## Requirements
Transcribe the records that follow in their entirety, omitting any pictures.
——————
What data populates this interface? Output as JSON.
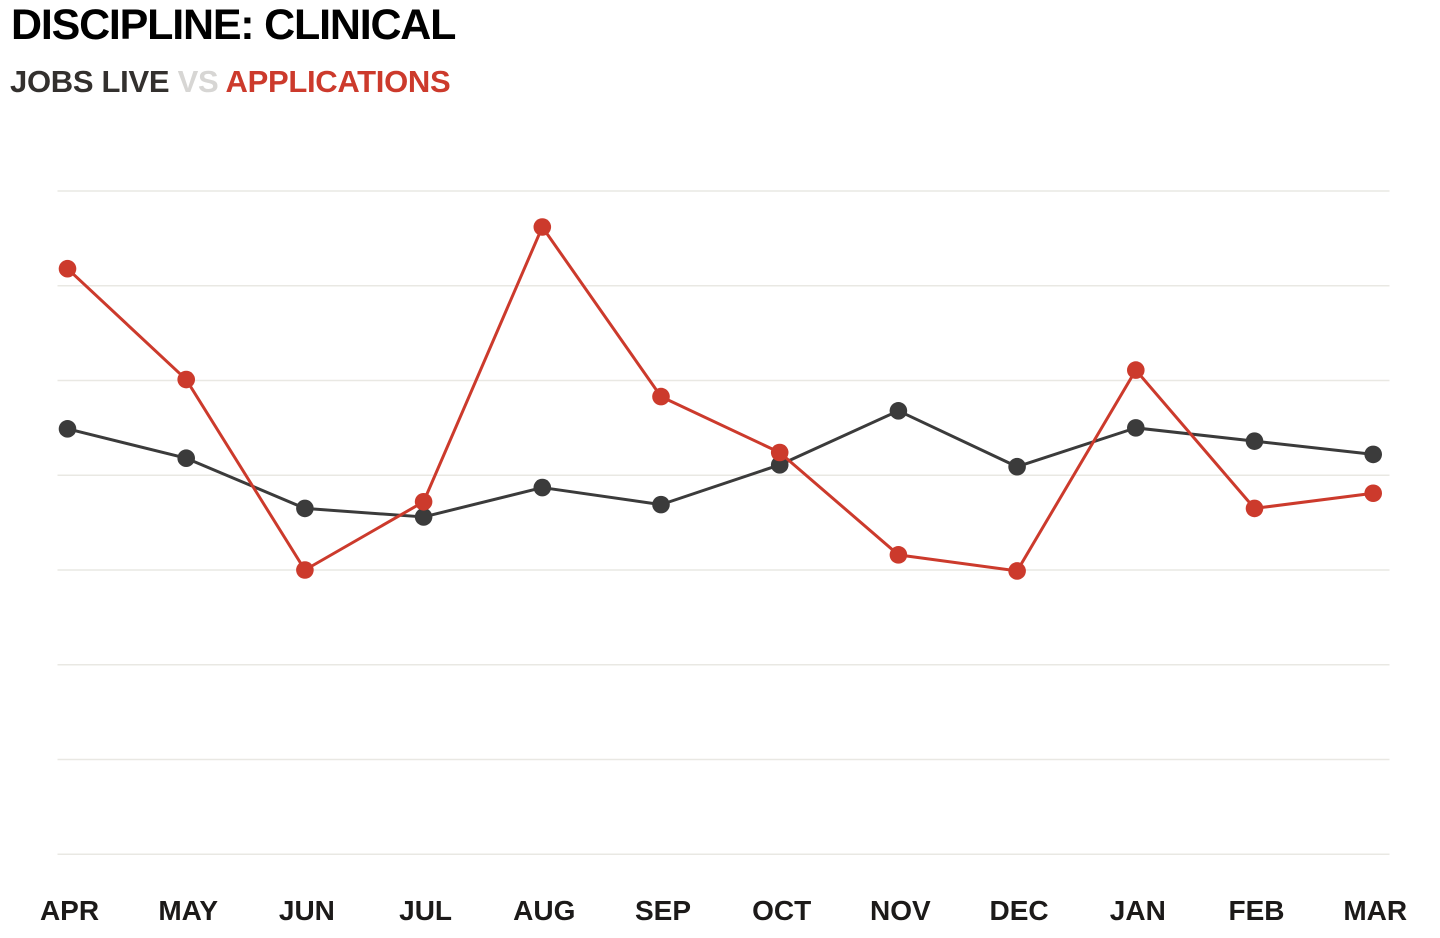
{
  "header": {
    "title": "DISCIPLINE: CLINICAL",
    "legend": {
      "series_a": "JOBS LIVE",
      "separator": "VS",
      "series_b": "APPLICATIONS"
    }
  },
  "colors": {
    "title": "#000000",
    "legend_series_a": "#33302e",
    "legend_separator": "#d7d6d4",
    "legend_series_b": "#cc3a2c",
    "series_a": "#3b3b3b",
    "series_b": "#cc3a2c",
    "grid": "#e9e8e3",
    "axis_label": "#1c1a19",
    "background": "#ffffff"
  },
  "chart_data": {
    "type": "line",
    "title": "DISCIPLINE: CLINICAL",
    "subtitle": "JOBS LIVE VS APPLICATIONS",
    "categories": [
      "APR",
      "MAY",
      "JUN",
      "JUL",
      "AUG",
      "SEP",
      "OCT",
      "NOV",
      "DEC",
      "JAN",
      "FEB",
      "MAR"
    ],
    "series": [
      {
        "name": "JOBS LIVE",
        "color": "#3b3b3b",
        "values": [
          44.9,
          41.8,
          36.5,
          35.6,
          38.7,
          36.9,
          41.1,
          46.8,
          40.9,
          45.0,
          43.6,
          42.2
        ]
      },
      {
        "name": "APPLICATIONS",
        "color": "#cc3a2c",
        "values": [
          61.8,
          50.1,
          30.0,
          37.2,
          66.2,
          48.3,
          42.4,
          31.6,
          29.9,
          51.1,
          36.5,
          38.1
        ]
      }
    ],
    "xlabel": "",
    "ylabel": "",
    "ylim": [
      0,
      70
    ],
    "grid_step": 10,
    "grid": true,
    "y_axis_labels_visible": false,
    "legend_position": "subtitle-top-left",
    "marker": "circle"
  }
}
——————
## Answer
What data populates this interface? Output as JSON.
{
  "header": {
    "title": "DISCIPLINE: CLINICAL",
    "legend": {
      "series_a": "JOBS LIVE",
      "separator": "VS",
      "series_b": "APPLICATIONS"
    }
  },
  "colors": {
    "title": "#000000",
    "legend_series_a": "#33302e",
    "legend_separator": "#d7d6d4",
    "legend_series_b": "#cc3a2c",
    "series_a": "#3b3b3b",
    "series_b": "#cc3a2c",
    "grid": "#e9e8e3",
    "axis_label": "#1c1a19",
    "background": "#ffffff"
  },
  "chart_data": {
    "type": "line",
    "title": "DISCIPLINE: CLINICAL",
    "subtitle": "JOBS LIVE VS APPLICATIONS",
    "categories": [
      "APR",
      "MAY",
      "JUN",
      "JUL",
      "AUG",
      "SEP",
      "OCT",
      "NOV",
      "DEC",
      "JAN",
      "FEB",
      "MAR"
    ],
    "series": [
      {
        "name": "JOBS LIVE",
        "color": "#3b3b3b",
        "values": [
          44.9,
          41.8,
          36.5,
          35.6,
          38.7,
          36.9,
          41.1,
          46.8,
          40.9,
          45.0,
          43.6,
          42.2
        ]
      },
      {
        "name": "APPLICATIONS",
        "color": "#cc3a2c",
        "values": [
          61.8,
          50.1,
          30.0,
          37.2,
          66.2,
          48.3,
          42.4,
          31.6,
          29.9,
          51.1,
          36.5,
          38.1
        ]
      }
    ],
    "xlabel": "",
    "ylabel": "",
    "ylim": [
      0,
      70
    ],
    "grid_step": 10,
    "grid": true,
    "y_axis_labels_visible": false,
    "legend_position": "subtitle-top-left",
    "marker": "circle"
  }
}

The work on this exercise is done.